[Stored dataset items]
----

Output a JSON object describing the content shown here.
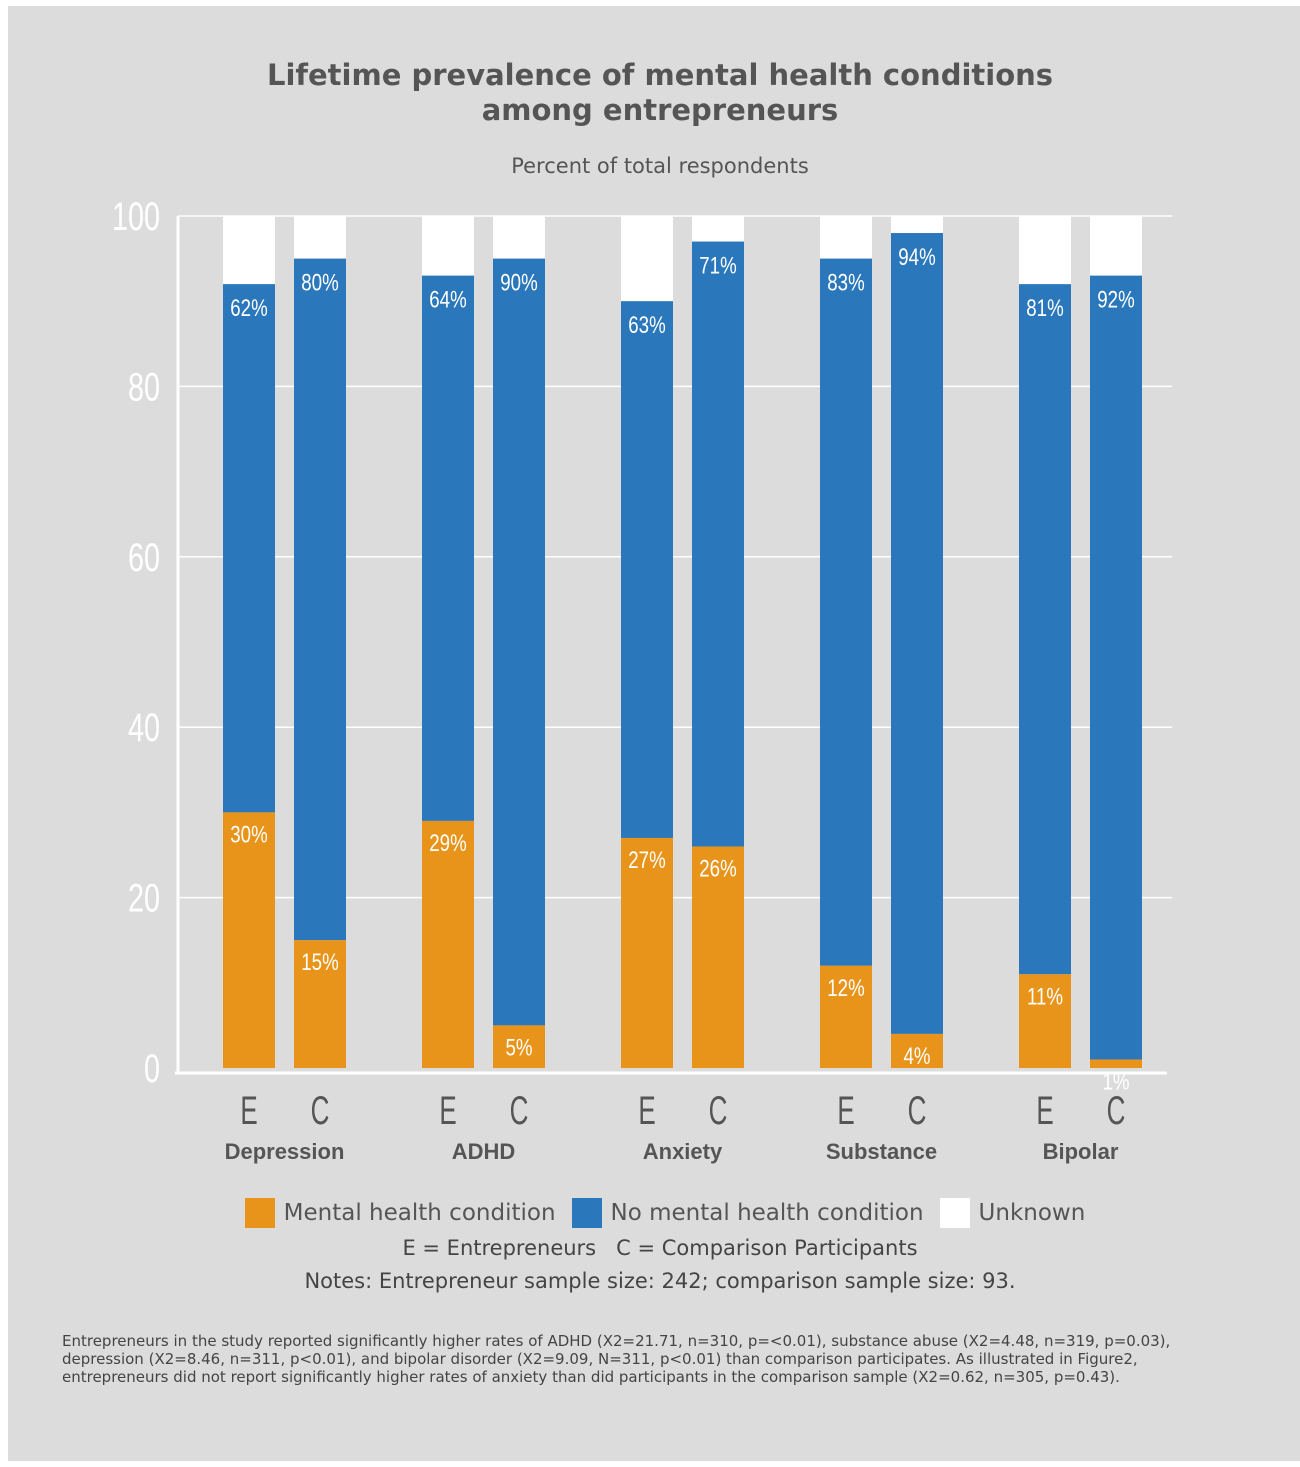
{
  "title_lines": [
    "Lifetime prevalence of mental health conditions",
    "among entrepreneurs"
  ],
  "subtitle": "Percent of total respondents",
  "legend": [
    {
      "label": "Mental health condition",
      "color": "#e8941a"
    },
    {
      "label": "No mental health condition",
      "color": "#2a77bb"
    },
    {
      "label": "Unknown",
      "color": "#ffffff"
    }
  ],
  "abbreviations": "E = Entrepreneurs   C = Comparison Participants",
  "notes": "Notes: Entrepreneur sample size: 242; comparison sample size: 93.",
  "footnote_lines": [
    "Entrepreneurs in the study reported significantly higher rates of ADHD (X2=21.71, n=310, p=<0.01), substance abuse (X2=4.48, n=319, p=0.03),",
    "depression (X2=8.46, n=311, p<0.01), and bipolar disorder (X2=9.09, N=311, p<0.01) than comparison participates.  As illustrated in Figure2,",
    "entrepreneurs did not report significantly higher rates of anxiety than did participants in the comparison sample (X2=0.62, n=305, p=0.43)."
  ],
  "chart_data": {
    "type": "bar",
    "stacked": true,
    "ylim": [
      0,
      100
    ],
    "yticks": [
      0,
      20,
      40,
      60,
      80,
      100
    ],
    "grid": true,
    "groups": [
      {
        "name": "Depression",
        "bars": [
          {
            "label": "E",
            "condition": 30,
            "no_condition": 62,
            "condition_label": "30%",
            "no_condition_label": "62%"
          },
          {
            "label": "C",
            "condition": 15,
            "no_condition": 80,
            "condition_label": "15%",
            "no_condition_label": "80%"
          }
        ]
      },
      {
        "name": "ADHD",
        "bars": [
          {
            "label": "E",
            "condition": 29,
            "no_condition": 64,
            "condition_label": "29%",
            "no_condition_label": "64%"
          },
          {
            "label": "C",
            "condition": 5,
            "no_condition": 90,
            "condition_label": "5%",
            "no_condition_label": "90%"
          }
        ]
      },
      {
        "name": "Anxiety",
        "bars": [
          {
            "label": "E",
            "condition": 27,
            "no_condition": 63,
            "condition_label": "27%",
            "no_condition_label": "63%"
          },
          {
            "label": "C",
            "condition": 26,
            "no_condition": 71,
            "condition_label": "26%",
            "no_condition_label": "71%"
          }
        ]
      },
      {
        "name": "Substance",
        "bars": [
          {
            "label": "E",
            "condition": 12,
            "no_condition": 83,
            "condition_label": "12%",
            "no_condition_label": "83%"
          },
          {
            "label": "C",
            "condition": 4,
            "no_condition": 94,
            "condition_label": "4%",
            "no_condition_label": "94%"
          }
        ]
      },
      {
        "name": "Bipolar",
        "bars": [
          {
            "label": "E",
            "condition": 11,
            "no_condition": 81,
            "condition_label": "11%",
            "no_condition_label": "81%"
          },
          {
            "label": "C",
            "condition": 1,
            "no_condition": 92,
            "condition_label": "1%",
            "no_condition_label": "92%"
          }
        ]
      }
    ]
  }
}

----

Your instructions: In this exercise, set down all of the data exactly, without the pictures.

Written response:
Output a JSON object describing the content shown here.
{
  "title_lines": [
    "Lifetime prevalence of mental health conditions",
    "among entrepreneurs"
  ],
  "subtitle": "Percent of total respondents",
  "legend": [
    {
      "label": "Mental health condition",
      "color": "#e8941a"
    },
    {
      "label": "No mental health condition",
      "color": "#2a77bb"
    },
    {
      "label": "Unknown",
      "color": "#ffffff"
    }
  ],
  "abbreviations": "E = Entrepreneurs   C = Comparison Participants",
  "notes": "Notes: Entrepreneur sample size: 242; comparison sample size: 93.",
  "footnote_lines": [
    "Entrepreneurs in the study reported significantly higher rates of ADHD (X2=21.71, n=310, p=<0.01), substance abuse (X2=4.48, n=319, p=0.03),",
    "depression (X2=8.46, n=311, p<0.01), and bipolar disorder (X2=9.09, N=311, p<0.01) than comparison participates.  As illustrated in Figure2,",
    "entrepreneurs did not report significantly higher rates of anxiety than did participants in the comparison sample (X2=0.62, n=305, p=0.43)."
  ],
  "chart_data": {
    "type": "bar",
    "stacked": true,
    "ylim": [
      0,
      100
    ],
    "yticks": [
      0,
      20,
      40,
      60,
      80,
      100
    ],
    "grid": true,
    "groups": [
      {
        "name": "Depression",
        "bars": [
          {
            "label": "E",
            "condition": 30,
            "no_condition": 62,
            "condition_label": "30%",
            "no_condition_label": "62%"
          },
          {
            "label": "C",
            "condition": 15,
            "no_condition": 80,
            "condition_label": "15%",
            "no_condition_label": "80%"
          }
        ]
      },
      {
        "name": "ADHD",
        "bars": [
          {
            "label": "E",
            "condition": 29,
            "no_condition": 64,
            "condition_label": "29%",
            "no_condition_label": "64%"
          },
          {
            "label": "C",
            "condition": 5,
            "no_condition": 90,
            "condition_label": "5%",
            "no_condition_label": "90%"
          }
        ]
      },
      {
        "name": "Anxiety",
        "bars": [
          {
            "label": "E",
            "condition": 27,
            "no_condition": 63,
            "condition_label": "27%",
            "no_condition_label": "63%"
          },
          {
            "label": "C",
            "condition": 26,
            "no_condition": 71,
            "condition_label": "26%",
            "no_condition_label": "71%"
          }
        ]
      },
      {
        "name": "Substance",
        "bars": [
          {
            "label": "E",
            "condition": 12,
            "no_condition": 83,
            "condition_label": "12%",
            "no_condition_label": "83%"
          },
          {
            "label": "C",
            "condition": 4,
            "no_condition": 94,
            "condition_label": "4%",
            "no_condition_label": "94%"
          }
        ]
      },
      {
        "name": "Bipolar",
        "bars": [
          {
            "label": "E",
            "condition": 11,
            "no_condition": 81,
            "condition_label": "11%",
            "no_condition_label": "81%"
          },
          {
            "label": "C",
            "condition": 1,
            "no_condition": 92,
            "condition_label": "1%",
            "no_condition_label": "92%"
          }
        ]
      }
    ]
  }
}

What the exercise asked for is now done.